WHAT IS ASKED -
Repeat the listing below in full, exactly as it stands.

----------

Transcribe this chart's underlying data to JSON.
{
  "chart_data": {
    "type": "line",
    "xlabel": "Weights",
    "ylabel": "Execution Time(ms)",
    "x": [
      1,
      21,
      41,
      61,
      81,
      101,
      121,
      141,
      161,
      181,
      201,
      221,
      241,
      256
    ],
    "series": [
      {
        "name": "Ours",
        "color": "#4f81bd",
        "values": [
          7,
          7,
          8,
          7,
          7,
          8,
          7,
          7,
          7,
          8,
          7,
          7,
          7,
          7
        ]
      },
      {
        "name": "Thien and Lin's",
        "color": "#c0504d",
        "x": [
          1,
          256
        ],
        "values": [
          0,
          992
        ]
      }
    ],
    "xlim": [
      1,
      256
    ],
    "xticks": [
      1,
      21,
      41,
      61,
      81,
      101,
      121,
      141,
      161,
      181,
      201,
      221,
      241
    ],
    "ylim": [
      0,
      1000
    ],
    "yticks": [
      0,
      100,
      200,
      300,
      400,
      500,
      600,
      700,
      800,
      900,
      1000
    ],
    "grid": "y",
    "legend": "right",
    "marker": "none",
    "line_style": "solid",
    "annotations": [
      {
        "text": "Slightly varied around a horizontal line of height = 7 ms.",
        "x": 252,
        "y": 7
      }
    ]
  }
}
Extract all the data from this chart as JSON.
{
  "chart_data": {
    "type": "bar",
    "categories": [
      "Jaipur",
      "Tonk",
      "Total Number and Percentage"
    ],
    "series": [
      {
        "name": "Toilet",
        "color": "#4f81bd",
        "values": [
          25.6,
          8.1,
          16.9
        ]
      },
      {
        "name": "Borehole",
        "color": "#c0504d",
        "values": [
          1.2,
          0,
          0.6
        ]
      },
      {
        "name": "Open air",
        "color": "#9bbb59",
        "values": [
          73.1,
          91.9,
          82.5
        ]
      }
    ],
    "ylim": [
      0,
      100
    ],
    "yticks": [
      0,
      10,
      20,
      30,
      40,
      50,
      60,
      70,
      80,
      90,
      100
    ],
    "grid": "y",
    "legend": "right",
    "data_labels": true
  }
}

----------

SOLUTION -
Transcribe this chart's underlying data to JSON.
{
  "chart_data": {
    "type": "line",
    "xlabel": "Weights",
    "ylabel": "Execution Time(ms)",
    "x": [
      1,
      21,
      41,
      61,
      81,
      101,
      121,
      141,
      161,
      181,
      201,
      221,
      241,
      256
    ],
    "series": [
      {
        "name": "Ours",
        "color": "#4f81bd",
        "values": [
          7,
          7,
          8,
          7,
          7,
          8,
          7,
          7,
          7,
          8,
          7,
          7,
          7,
          7
        ]
      },
      {
        "name": "Thien and Lin's",
        "color": "#c0504d",
        "x": [
          1,
          256
        ],
        "values": [
          0,
          992
        ]
      }
    ],
    "xlim": [
      1,
      256
    ],
    "xticks": [
      1,
      21,
      41,
      61,
      81,
      101,
      121,
      141,
      161,
      181,
      201,
      221,
      241
    ],
    "ylim": [
      0,
      1000
    ],
    "yticks": [
      0,
      100,
      200,
      300,
      400,
      500,
      600,
      700,
      800,
      900,
      1000
    ],
    "grid": "y",
    "legend": "right",
    "marker": "none",
    "line_style": "solid",
    "annotations": [
      {
        "text": "Slightly varied around a horizontal line of height = 7 ms.",
        "x": 252,
        "y": 7
      }
    ]
  }
}
Extract all the data from this chart as JSON.
{
  "chart_data": {
    "type": "bar",
    "categories": [
      "Jaipur",
      "Tonk",
      "Total Number and Percentage"
    ],
    "series": [
      {
        "name": "Toilet",
        "color": "#4f81bd",
        "values": [
          25.6,
          8.1,
          16.9
        ]
      },
      {
        "name": "Borehole",
        "color": "#c0504d",
        "values": [
          1.2,
          0,
          0.6
        ]
      },
      {
        "name": "Open air",
        "color": "#9bbb59",
        "values": [
          73.1,
          91.9,
          82.5
        ]
      }
    ],
    "ylim": [
      0,
      100
    ],
    "yticks": [
      0,
      10,
      20,
      30,
      40,
      50,
      60,
      70,
      80,
      90,
      100
    ],
    "grid": "y",
    "legend": "right",
    "data_labels": true
  }
}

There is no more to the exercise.